Stated problem => Using the listing below, extract each line that has the word "structure" in it.

Records from a collection of figures:
================================

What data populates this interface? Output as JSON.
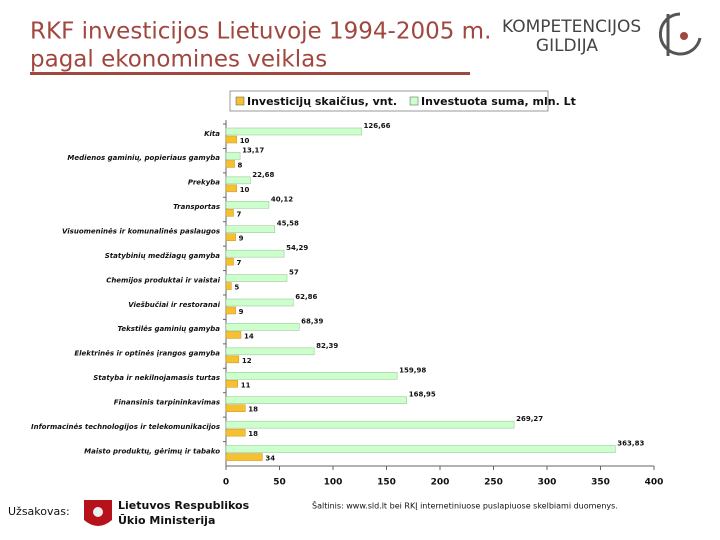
{
  "slide": {
    "title_lines": [
      "RKF investicijos Lietuvoje 1994-2005 m.",
      "pagal ekonomines veiklas"
    ],
    "logo_lines": [
      "KOMPETENCIJOS",
      "GILDIJA"
    ],
    "client_label": "Užsakovas:",
    "client_lines": [
      "Lietuvos Respublikos",
      "Ūkio Ministerija"
    ],
    "source": "Šaltinis: www.sld.lt bei RKĮ internetiniuose puslapiuose skelbiami duomenys."
  },
  "chart_data": {
    "type": "hbar",
    "categories": [
      "Kita",
      "Medienos gaminių, popieriaus gamyba",
      "Prekyba",
      "Transportas",
      "Visuomeninės ir komunalinės paslaugos",
      "Statybinių medžiagų gamyba",
      "Chemijos produktai ir vaistai",
      "Viešbučiai ir restoranai",
      "Tekstilės gaminių gamyba",
      "Elektrinės ir optinės įrangos gamyba",
      "Statyba ir nekilnojamasis turtas",
      "Finansinis tarpininkavimas",
      "Informacinės technologijos ir telekomunikacijos",
      "Maisto produktų, gėrimų ir tabako"
    ],
    "series": [
      {
        "name": "Investicijų skaičius, vnt.",
        "color": "#f6c131",
        "values": [
          10,
          8,
          10,
          7,
          9,
          7,
          5,
          9,
          14,
          12,
          11,
          18,
          18,
          34
        ]
      },
      {
        "name": "Investuota suma, mln. Lt",
        "color": "#ccffcc",
        "values": [
          126.66,
          13.17,
          22.68,
          40.12,
          45.58,
          54.29,
          57,
          62.86,
          68.39,
          82.39,
          159.98,
          168.95,
          269.27,
          363.83
        ],
        "value_labels": [
          "126,66",
          "13,17",
          "22,68",
          "40,12",
          "45,58",
          "54,29",
          "57",
          "62,86",
          "68,39",
          "82,39",
          "159,98",
          "168,95",
          "269,27",
          "363,83"
        ]
      }
    ],
    "xlim": [
      0,
      400
    ],
    "xticks": [
      0,
      50,
      100,
      150,
      200,
      250,
      300,
      350,
      400
    ],
    "legend": "top"
  }
}
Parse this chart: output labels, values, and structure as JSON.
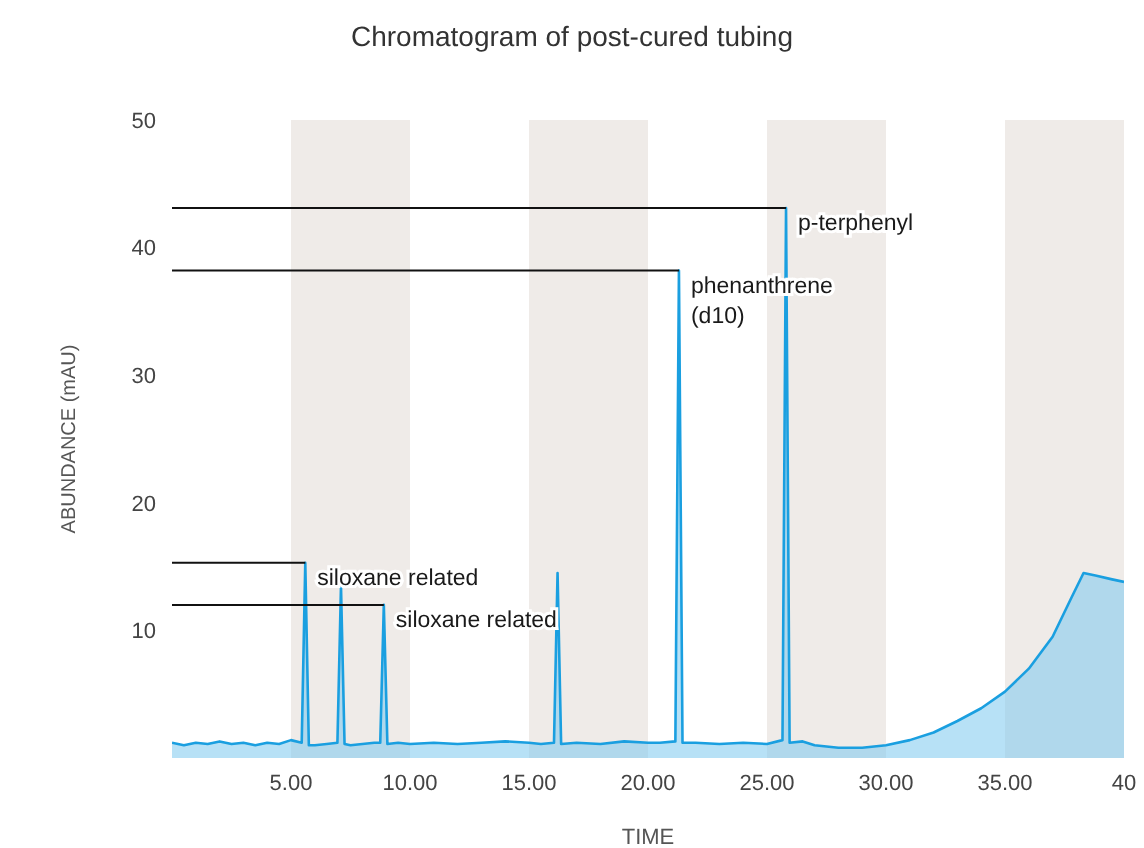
{
  "chart_data": {
    "type": "area",
    "title": "Chromatogram of post-cured tubing",
    "xlabel": "TIME",
    "ylabel": "ABUNDANCE (mAU)",
    "x": [
      0,
      0.5,
      1,
      1.5,
      2,
      2.5,
      3,
      3.5,
      4,
      4.5,
      5,
      5.45,
      5.6,
      5.75,
      6,
      6.5,
      6.95,
      7.1,
      7.25,
      7.5,
      8,
      8.5,
      8.75,
      8.9,
      9.05,
      9.5,
      10,
      11,
      12,
      13,
      14,
      15,
      15.5,
      16.05,
      16.2,
      16.35,
      17,
      18,
      19,
      20,
      20.5,
      21.15,
      21.3,
      21.45,
      22,
      23,
      24,
      25,
      25.65,
      25.8,
      25.95,
      26.5,
      27,
      28,
      29,
      30,
      31,
      32,
      33,
      34,
      35,
      36,
      37,
      37.8,
      38.3,
      38.8,
      39.5,
      40
    ],
    "series": [
      {
        "color": "#1a9fe0",
        "values": [
          1.2,
          1.0,
          1.2,
          1.1,
          1.3,
          1.1,
          1.2,
          1.0,
          1.2,
          1.1,
          1.4,
          1.2,
          15.3,
          1.0,
          1.0,
          1.1,
          1.2,
          13.5,
          1.1,
          1.0,
          1.1,
          1.2,
          1.2,
          12,
          1.1,
          1.2,
          1.1,
          1.2,
          1.1,
          1.2,
          1.3,
          1.2,
          1.1,
          1.2,
          14.5,
          1.1,
          1.2,
          1.1,
          1.3,
          1.2,
          1.2,
          1.3,
          38.2,
          1.2,
          1.2,
          1.1,
          1.2,
          1.1,
          1.4,
          43.1,
          1.2,
          1.3,
          1.0,
          0.8,
          0.8,
          1.0,
          1.4,
          2.0,
          2.9,
          3.9,
          5.2,
          7.0,
          9.5,
          12.6,
          14.5,
          14.3,
          14.0,
          13.8
        ]
      }
    ],
    "xlim": [
      0,
      40
    ],
    "xticks": [
      {
        "value": 5,
        "label": "5.00"
      },
      {
        "value": 10,
        "label": "10.00"
      },
      {
        "value": 15,
        "label": "15.00"
      },
      {
        "value": 20,
        "label": "20.00"
      },
      {
        "value": 25,
        "label": "25.00"
      },
      {
        "value": 30,
        "label": "30.00"
      },
      {
        "value": 35,
        "label": "35.00"
      },
      40
    ],
    "ylim": [
      0,
      50
    ],
    "yticks": [
      10,
      20,
      30,
      40,
      50
    ],
    "bands": [
      {
        "axis": "x",
        "from": 5,
        "to": 10,
        "color": "#efebe8"
      },
      {
        "axis": "x",
        "from": 15,
        "to": 20,
        "color": "#efebe8"
      },
      {
        "axis": "x",
        "from": 25,
        "to": 30,
        "color": "#efebe8"
      },
      {
        "axis": "x",
        "from": 35,
        "to": 40,
        "color": "#efebe8"
      }
    ],
    "annotations": [
      {
        "text": "siloxane related",
        "x": 5.6,
        "y": 15.3
      },
      {
        "text": "siloxane related",
        "x": 8.9,
        "y": 12
      },
      {
        "text": "phenanthrene\n(d10)",
        "x": 21.3,
        "y": 38.2
      },
      {
        "text": "p-terphenyl",
        "x": 25.8,
        "y": 43.1
      }
    ],
    "grid": false,
    "marker": "none"
  }
}
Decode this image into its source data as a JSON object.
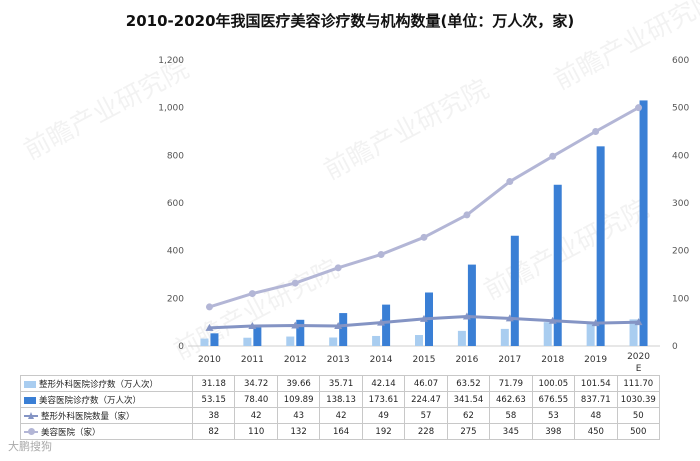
{
  "chart_data": {
    "type": "bar",
    "title": "2010-2020年我国医疗美容诊疗数与机构数量(单位：万人次，家)",
    "categories": [
      "2010",
      "2011",
      "2012",
      "2013",
      "2014",
      "2015",
      "2016",
      "2017",
      "2018",
      "2019",
      "2020E"
    ],
    "y_left": {
      "range": [
        0,
        1200
      ],
      "ticks": [
        "0",
        "200",
        "400",
        "600",
        "800",
        "1,000",
        "1,200"
      ]
    },
    "y_right": {
      "range": [
        0,
        600
      ],
      "ticks": [
        "0",
        "100",
        "200",
        "300",
        "400",
        "500",
        "600"
      ]
    },
    "series": [
      {
        "name": "整形外科医院诊疗数（万人次）",
        "type": "bar",
        "axis": "left",
        "color": "#a9cdf0",
        "values": [
          31.18,
          34.72,
          39.66,
          35.71,
          42.14,
          46.07,
          63.52,
          71.79,
          100.05,
          101.54,
          111.7
        ],
        "labels": [
          "31.18",
          "34.72",
          "39.66",
          "35.71",
          "42.14",
          "46.07",
          "63.52",
          "71.79",
          "100.05",
          "101.54",
          "111.70"
        ]
      },
      {
        "name": "美容医院诊疗数（万人次）",
        "type": "bar",
        "axis": "left",
        "color": "#3a7fd5",
        "values": [
          53.15,
          78.4,
          109.89,
          138.13,
          173.61,
          224.47,
          341.54,
          462.63,
          676.55,
          837.71,
          1030.39
        ],
        "labels": [
          "53.15",
          "78.40",
          "109.89",
          "138.13",
          "173.61",
          "224.47",
          "341.54",
          "462.63",
          "676.55",
          "837.71",
          "1030.39"
        ]
      },
      {
        "name": "整形外科医院数量（家）",
        "type": "line",
        "marker": "triangle",
        "axis": "right",
        "color": "#8494c4",
        "values": [
          38,
          42,
          43,
          42,
          49,
          57,
          62,
          58,
          53,
          48,
          50
        ],
        "labels": [
          "38",
          "42",
          "43",
          "42",
          "49",
          "57",
          "62",
          "58",
          "53",
          "48",
          "50"
        ]
      },
      {
        "name": "美容医院（家）",
        "type": "line",
        "marker": "circle",
        "axis": "right",
        "color": "#b3b6d6",
        "values": [
          82,
          110,
          132,
          164,
          192,
          228,
          275,
          345,
          398,
          450,
          500
        ],
        "labels": [
          "82",
          "110",
          "132",
          "164",
          "192",
          "228",
          "275",
          "345",
          "398",
          "450",
          "500"
        ]
      }
    ]
  },
  "watermark": {
    "text": "前瞻产业研究院",
    "footer_text": "大鹏搜狗"
  }
}
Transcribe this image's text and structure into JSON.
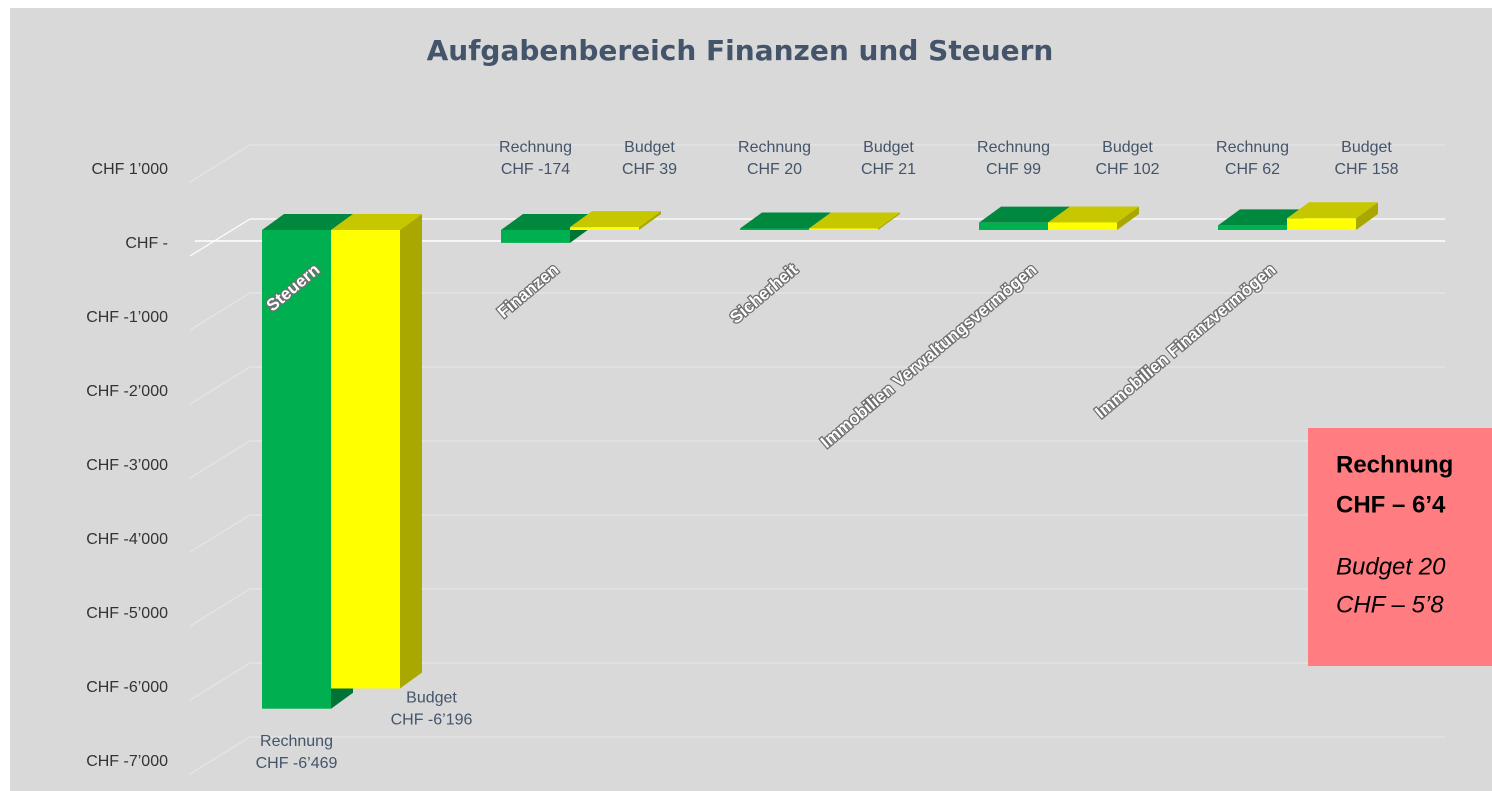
{
  "chart_data": {
    "type": "bar",
    "title": "Aufgabenbereich Finanzen und Steuern",
    "categories": [
      "Steuern",
      "Finanzen",
      "Sicherheit",
      "Immobilien Verwaltungsvermögen",
      "Immobilien Finanzvermögen"
    ],
    "series": [
      {
        "name": "Rechnung",
        "color": "#00b050",
        "values": [
          -6469,
          -174,
          20,
          99,
          62
        ],
        "value_labels": [
          "CHF -6’469",
          "CHF -174",
          "CHF 20",
          "CHF 99",
          "CHF 62"
        ]
      },
      {
        "name": "Budget",
        "color": "#ffff00",
        "values": [
          -6196,
          39,
          21,
          102,
          158
        ],
        "value_labels": [
          "CHF -6’196",
          "CHF 39",
          "CHF 21",
          "CHF 102",
          "CHF 158"
        ]
      }
    ],
    "ylim": [
      -7000,
      1000
    ],
    "yticks": [
      {
        "value": 1000,
        "label": "CHF 1’000"
      },
      {
        "value": 0,
        "label": "CHF -"
      },
      {
        "value": -1000,
        "label": "CHF -1’000"
      },
      {
        "value": -2000,
        "label": "CHF -2’000"
      },
      {
        "value": -3000,
        "label": "CHF -3’000"
      },
      {
        "value": -4000,
        "label": "CHF -4’000"
      },
      {
        "value": -5000,
        "label": "CHF -5’000"
      },
      {
        "value": -6000,
        "label": "CHF -6’000"
      },
      {
        "value": -7000,
        "label": "CHF -7’000"
      }
    ],
    "grid": true,
    "annotation": {
      "color": "#ff7c80",
      "lines": [
        "Rechnung",
        "CHF – 6’4",
        "Budget 20",
        "CHF – 5’8"
      ]
    }
  }
}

================================

Response =>
Parse this chart: output labels, values, and structure as JSON.
Transcribe this image's text and structure into JSON.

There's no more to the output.